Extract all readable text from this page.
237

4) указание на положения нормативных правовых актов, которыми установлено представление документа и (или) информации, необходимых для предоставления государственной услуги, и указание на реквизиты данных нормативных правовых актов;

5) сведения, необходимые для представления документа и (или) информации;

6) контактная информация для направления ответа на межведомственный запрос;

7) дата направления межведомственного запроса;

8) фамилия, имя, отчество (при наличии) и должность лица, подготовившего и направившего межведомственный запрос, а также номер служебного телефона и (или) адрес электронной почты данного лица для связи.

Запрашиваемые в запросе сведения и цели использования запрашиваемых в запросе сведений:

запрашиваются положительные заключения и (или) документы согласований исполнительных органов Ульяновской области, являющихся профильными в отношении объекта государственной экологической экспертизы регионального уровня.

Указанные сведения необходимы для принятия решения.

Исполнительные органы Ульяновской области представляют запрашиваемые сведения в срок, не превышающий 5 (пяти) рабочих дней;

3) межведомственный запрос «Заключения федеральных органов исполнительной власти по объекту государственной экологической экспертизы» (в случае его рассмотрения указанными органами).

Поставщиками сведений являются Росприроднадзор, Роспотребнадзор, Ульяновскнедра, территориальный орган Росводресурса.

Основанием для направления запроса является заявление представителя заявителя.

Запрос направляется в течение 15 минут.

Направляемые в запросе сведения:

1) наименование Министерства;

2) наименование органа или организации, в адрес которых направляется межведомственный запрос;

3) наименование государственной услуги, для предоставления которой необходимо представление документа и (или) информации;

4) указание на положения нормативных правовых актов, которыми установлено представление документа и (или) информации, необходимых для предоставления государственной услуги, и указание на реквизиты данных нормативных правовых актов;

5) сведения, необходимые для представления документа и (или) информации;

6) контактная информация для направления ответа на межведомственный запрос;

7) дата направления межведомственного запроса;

== == ==

Retype the entries one by one, exactly.

◆ **Response to this task**
Extract all readable text from this page.
237

4) указание на положения нормативных правовых актов, которыми установлено представление документа и (или) информации, необходимых для предоставления государственной услуги, и указание на реквизиты данных нормативных правовых актов;

5) сведения, необходимые для представления документа и (или) информации;

6) контактная информация для направления ответа на межведомственный запрос;

7) дата направления межведомственного запроса;

8) фамилия, имя, отчество (при наличии) и должность лица, подготовившего и направившего межведомственный запрос, а также номер служебного телефона и (или) адрес электронной почты данного лица для связи.

Запрашиваемые в запросе сведения и цели использования запрашиваемых в запросе сведений:

запрашиваются положительные заключения и (или) документы согласований исполнительных органов Ульяновской области, являющихся профильными в отношении объекта государственной экологической экспертизы регионального уровня.

Указанные сведения необходимы для принятия решения.

Исполнительные органы Ульяновской области представляют запрашиваемые сведения в срок, не превышающий 5 (пяти) рабочих дней;

3) межведомственный запрос «Заключения федеральных органов исполнительной власти по объекту государственной экологической экспертизы» (в случае его рассмотрения указанными органами).

Поставщиками сведений являются Росприроднадзор, Роспотребнадзор, Ульяновскнедра, территориальный орган Росводресурса.

Основанием для направления запроса является заявление представителя заявителя.

Запрос направляется в течение 15 минут.

Направляемые в запросе сведения:

1) наименование Министерства;

2) наименование органа или организации, в адрес которых направляется межведомственный запрос;

3) наименование государственной услуги, для предоставления которой необходимо представление документа и (или) информации;

4) указание на положения нормативных правовых актов, которыми установлено представление документа и (или) информации, необходимых для предоставления государственной услуги, и указание на реквизиты данных нормативных правовых актов;

5) сведения, необходимые для представления документа и (или) информации;

6) контактная информация для направления ответа на межведомственный запрос;

7) дата направления межведомственного запроса;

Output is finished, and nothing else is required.